→ **Provided records**
● ● ● ● ● ● ●
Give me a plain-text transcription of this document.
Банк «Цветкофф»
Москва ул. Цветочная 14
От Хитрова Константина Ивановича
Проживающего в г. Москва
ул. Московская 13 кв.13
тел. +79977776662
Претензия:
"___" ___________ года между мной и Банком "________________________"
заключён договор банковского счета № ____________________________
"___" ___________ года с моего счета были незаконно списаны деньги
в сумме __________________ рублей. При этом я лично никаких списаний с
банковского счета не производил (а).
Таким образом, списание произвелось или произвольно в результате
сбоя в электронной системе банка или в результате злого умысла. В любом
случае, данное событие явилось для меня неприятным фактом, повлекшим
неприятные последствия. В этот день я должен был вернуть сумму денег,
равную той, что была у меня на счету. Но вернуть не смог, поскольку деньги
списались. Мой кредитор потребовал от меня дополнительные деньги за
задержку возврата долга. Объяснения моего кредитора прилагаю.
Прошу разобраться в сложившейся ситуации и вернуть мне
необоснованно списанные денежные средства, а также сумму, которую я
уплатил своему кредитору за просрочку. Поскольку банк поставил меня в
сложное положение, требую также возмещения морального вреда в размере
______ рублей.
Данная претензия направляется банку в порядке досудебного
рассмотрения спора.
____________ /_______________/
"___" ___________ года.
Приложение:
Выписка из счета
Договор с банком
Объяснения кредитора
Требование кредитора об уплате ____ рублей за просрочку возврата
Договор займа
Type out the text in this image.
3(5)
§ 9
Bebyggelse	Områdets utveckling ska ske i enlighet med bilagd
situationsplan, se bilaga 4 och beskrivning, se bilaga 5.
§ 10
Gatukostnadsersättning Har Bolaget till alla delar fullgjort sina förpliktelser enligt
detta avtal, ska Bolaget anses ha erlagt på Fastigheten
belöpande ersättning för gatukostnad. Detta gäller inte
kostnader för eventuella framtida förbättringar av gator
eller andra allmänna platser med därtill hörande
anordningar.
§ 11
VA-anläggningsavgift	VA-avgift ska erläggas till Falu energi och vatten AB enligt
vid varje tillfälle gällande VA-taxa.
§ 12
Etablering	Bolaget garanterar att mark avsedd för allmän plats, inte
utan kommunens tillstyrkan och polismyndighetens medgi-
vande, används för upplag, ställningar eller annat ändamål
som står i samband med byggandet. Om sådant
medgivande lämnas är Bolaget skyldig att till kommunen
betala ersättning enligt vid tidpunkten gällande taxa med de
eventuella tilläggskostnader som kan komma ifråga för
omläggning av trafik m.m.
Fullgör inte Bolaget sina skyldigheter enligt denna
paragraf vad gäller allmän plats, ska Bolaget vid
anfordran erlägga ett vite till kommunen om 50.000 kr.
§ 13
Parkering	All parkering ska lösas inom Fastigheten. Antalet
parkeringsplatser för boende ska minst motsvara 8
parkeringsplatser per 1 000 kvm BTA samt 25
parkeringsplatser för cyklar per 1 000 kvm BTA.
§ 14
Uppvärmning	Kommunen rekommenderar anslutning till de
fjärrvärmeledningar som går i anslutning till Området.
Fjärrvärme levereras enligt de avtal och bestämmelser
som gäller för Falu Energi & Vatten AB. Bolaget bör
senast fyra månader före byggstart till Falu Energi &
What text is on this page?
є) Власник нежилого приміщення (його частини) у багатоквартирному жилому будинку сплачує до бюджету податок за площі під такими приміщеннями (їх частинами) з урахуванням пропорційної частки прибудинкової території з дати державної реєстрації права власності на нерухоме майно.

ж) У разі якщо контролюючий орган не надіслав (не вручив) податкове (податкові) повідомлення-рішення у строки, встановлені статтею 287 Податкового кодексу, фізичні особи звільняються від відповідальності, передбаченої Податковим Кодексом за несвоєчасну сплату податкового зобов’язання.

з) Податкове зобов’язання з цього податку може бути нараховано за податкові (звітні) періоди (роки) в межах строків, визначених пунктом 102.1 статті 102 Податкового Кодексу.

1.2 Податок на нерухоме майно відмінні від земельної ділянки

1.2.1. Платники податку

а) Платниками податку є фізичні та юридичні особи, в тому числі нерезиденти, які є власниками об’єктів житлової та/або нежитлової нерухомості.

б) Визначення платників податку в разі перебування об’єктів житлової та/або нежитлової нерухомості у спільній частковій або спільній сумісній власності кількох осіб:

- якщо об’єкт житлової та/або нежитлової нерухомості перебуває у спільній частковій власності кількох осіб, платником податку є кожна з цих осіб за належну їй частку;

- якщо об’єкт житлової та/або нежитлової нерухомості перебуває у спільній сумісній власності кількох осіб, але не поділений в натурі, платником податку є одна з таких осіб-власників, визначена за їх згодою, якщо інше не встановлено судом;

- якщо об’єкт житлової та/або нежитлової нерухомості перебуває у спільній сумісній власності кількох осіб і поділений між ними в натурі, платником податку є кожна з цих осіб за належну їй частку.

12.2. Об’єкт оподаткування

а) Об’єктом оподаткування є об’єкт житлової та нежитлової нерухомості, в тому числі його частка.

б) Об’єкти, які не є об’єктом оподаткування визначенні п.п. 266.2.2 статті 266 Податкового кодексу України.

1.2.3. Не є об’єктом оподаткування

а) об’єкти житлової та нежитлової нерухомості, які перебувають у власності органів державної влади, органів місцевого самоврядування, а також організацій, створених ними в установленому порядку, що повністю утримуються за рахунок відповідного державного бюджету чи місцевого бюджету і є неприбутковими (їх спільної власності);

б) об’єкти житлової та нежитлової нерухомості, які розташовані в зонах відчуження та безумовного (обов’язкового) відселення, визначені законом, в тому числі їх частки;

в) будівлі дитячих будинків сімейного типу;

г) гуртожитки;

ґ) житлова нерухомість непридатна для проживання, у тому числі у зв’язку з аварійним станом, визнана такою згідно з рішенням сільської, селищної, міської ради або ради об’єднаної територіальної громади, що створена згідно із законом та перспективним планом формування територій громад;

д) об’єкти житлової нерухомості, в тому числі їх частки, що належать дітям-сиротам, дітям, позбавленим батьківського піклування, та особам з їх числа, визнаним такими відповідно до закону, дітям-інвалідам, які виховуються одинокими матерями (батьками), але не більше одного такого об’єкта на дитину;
● ● ● ● ● ● ●
→ **Set task**
Search the entries for "належну" and copy out each line that has it.

→ **Expected output**
- якщо об’єкт житлової та/або нежитлової нерухомості перебуває у спільній частковій власності кількох осіб, платником податку є кожна з цих осіб за належну їй частку;
- якщо об’єкт житлової та/або нежитлової нерухомості перебуває у спільній сумісній власності кількох осіб і поділений між ними в натурі, платником податку є кожна з цих осіб за належну їй частку.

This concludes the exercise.